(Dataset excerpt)
★ ★ ★ ★ ★

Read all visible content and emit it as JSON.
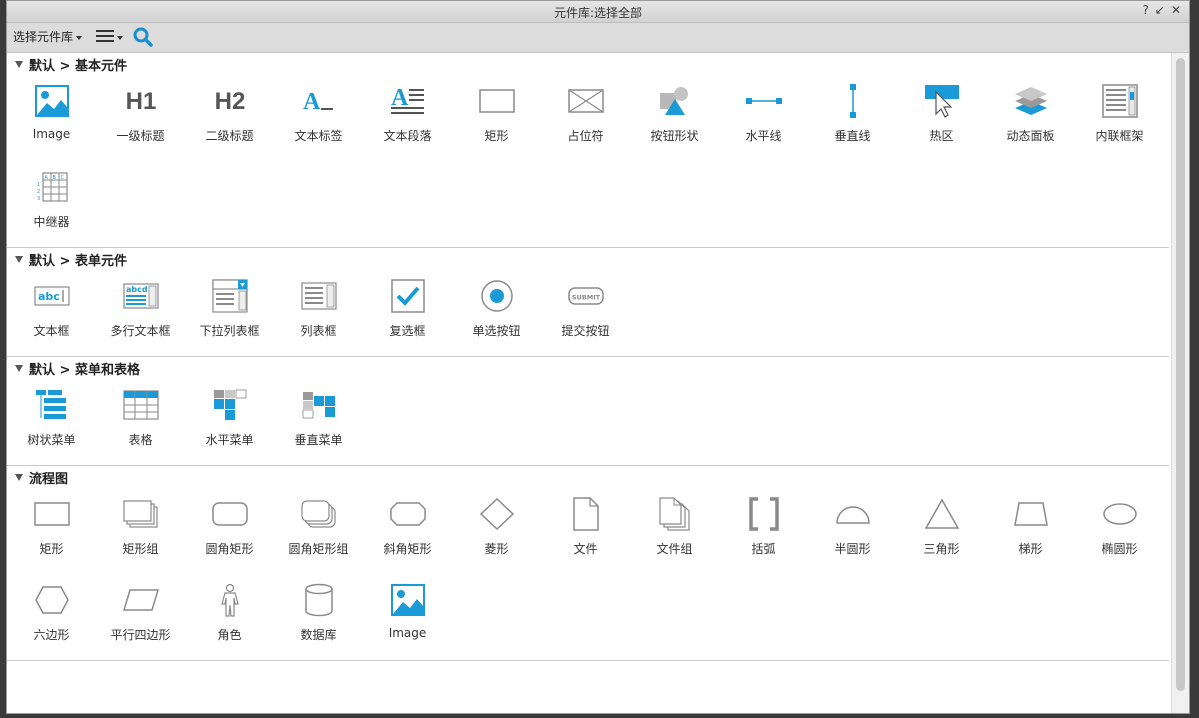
{
  "window": {
    "title": "元件库:选择全部",
    "help_glyph": "?",
    "collapse_glyph": "↙",
    "close_glyph": "✕"
  },
  "toolbar": {
    "library_select_label": "选择元件库",
    "menu_icon": "hamburger-menu-icon",
    "search_icon": "search-icon"
  },
  "colors": {
    "accent": "#1a9ad6",
    "icon_stroke": "#8a8a8a",
    "icon_dark": "#555555"
  },
  "sections": [
    {
      "title": "默认 > 基本元件",
      "items": [
        {
          "label": "Image",
          "icon": "image-icon"
        },
        {
          "label": "一级标题",
          "icon": "h1-icon"
        },
        {
          "label": "二级标题",
          "icon": "h2-icon"
        },
        {
          "label": "文本标签",
          "icon": "text-label-icon"
        },
        {
          "label": "文本段落",
          "icon": "text-paragraph-icon"
        },
        {
          "label": "矩形",
          "icon": "rectangle-icon"
        },
        {
          "label": "占位符",
          "icon": "placeholder-icon"
        },
        {
          "label": "按钮形状",
          "icon": "button-shape-icon"
        },
        {
          "label": "水平线",
          "icon": "horizontal-line-icon"
        },
        {
          "label": "垂直线",
          "icon": "vertical-line-icon"
        },
        {
          "label": "热区",
          "icon": "hotspot-icon"
        },
        {
          "label": "动态面板",
          "icon": "dynamic-panel-icon"
        },
        {
          "label": "内联框架",
          "icon": "inline-frame-icon"
        },
        {
          "label": "中继器",
          "icon": "repeater-icon"
        }
      ]
    },
    {
      "title": "默认 > 表单元件",
      "items": [
        {
          "label": "文本框",
          "icon": "text-field-icon"
        },
        {
          "label": "多行文本框",
          "icon": "text-area-icon"
        },
        {
          "label": "下拉列表框",
          "icon": "droplist-icon"
        },
        {
          "label": "列表框",
          "icon": "list-box-icon"
        },
        {
          "label": "复选框",
          "icon": "checkbox-icon"
        },
        {
          "label": "单选按钮",
          "icon": "radio-button-icon"
        },
        {
          "label": "提交按钮",
          "icon": "submit-button-icon"
        }
      ]
    },
    {
      "title": "默认 > 菜单和表格",
      "items": [
        {
          "label": "树状菜单",
          "icon": "tree-menu-icon"
        },
        {
          "label": "表格",
          "icon": "table-icon"
        },
        {
          "label": "水平菜单",
          "icon": "horizontal-menu-icon"
        },
        {
          "label": "垂直菜单",
          "icon": "vertical-menu-icon"
        }
      ]
    },
    {
      "title": "流程图",
      "items": [
        {
          "label": "矩形",
          "icon": "flow-rectangle-icon"
        },
        {
          "label": "矩形组",
          "icon": "flow-rectangle-group-icon"
        },
        {
          "label": "圆角矩形",
          "icon": "flow-rounded-rectangle-icon"
        },
        {
          "label": "圆角矩形组",
          "icon": "flow-rounded-rectangle-group-icon"
        },
        {
          "label": "斜角矩形",
          "icon": "flow-bevel-rectangle-icon"
        },
        {
          "label": "菱形",
          "icon": "flow-diamond-icon"
        },
        {
          "label": "文件",
          "icon": "flow-file-icon"
        },
        {
          "label": "文件组",
          "icon": "flow-file-group-icon"
        },
        {
          "label": "括弧",
          "icon": "flow-bracket-icon"
        },
        {
          "label": "半圆形",
          "icon": "flow-semicircle-icon"
        },
        {
          "label": "三角形",
          "icon": "flow-triangle-icon"
        },
        {
          "label": "梯形",
          "icon": "flow-trapezoid-icon"
        },
        {
          "label": "椭圆形",
          "icon": "flow-ellipse-icon"
        },
        {
          "label": "六边形",
          "icon": "flow-hexagon-icon"
        },
        {
          "label": "平行四边形",
          "icon": "flow-parallelogram-icon"
        },
        {
          "label": "角色",
          "icon": "flow-actor-icon"
        },
        {
          "label": "数据库",
          "icon": "flow-database-icon"
        },
        {
          "label": "Image",
          "icon": "image-icon"
        }
      ]
    }
  ]
}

★ ★ ★ ★ ★

- **What you have to do**
Note each line of the entries that has "rounded" in it, and copy those lines.

- **Complete response**
          "icon": "flow-rounded-rectangle-icon"
          "icon": "flow-rounded-rectangle-group-icon"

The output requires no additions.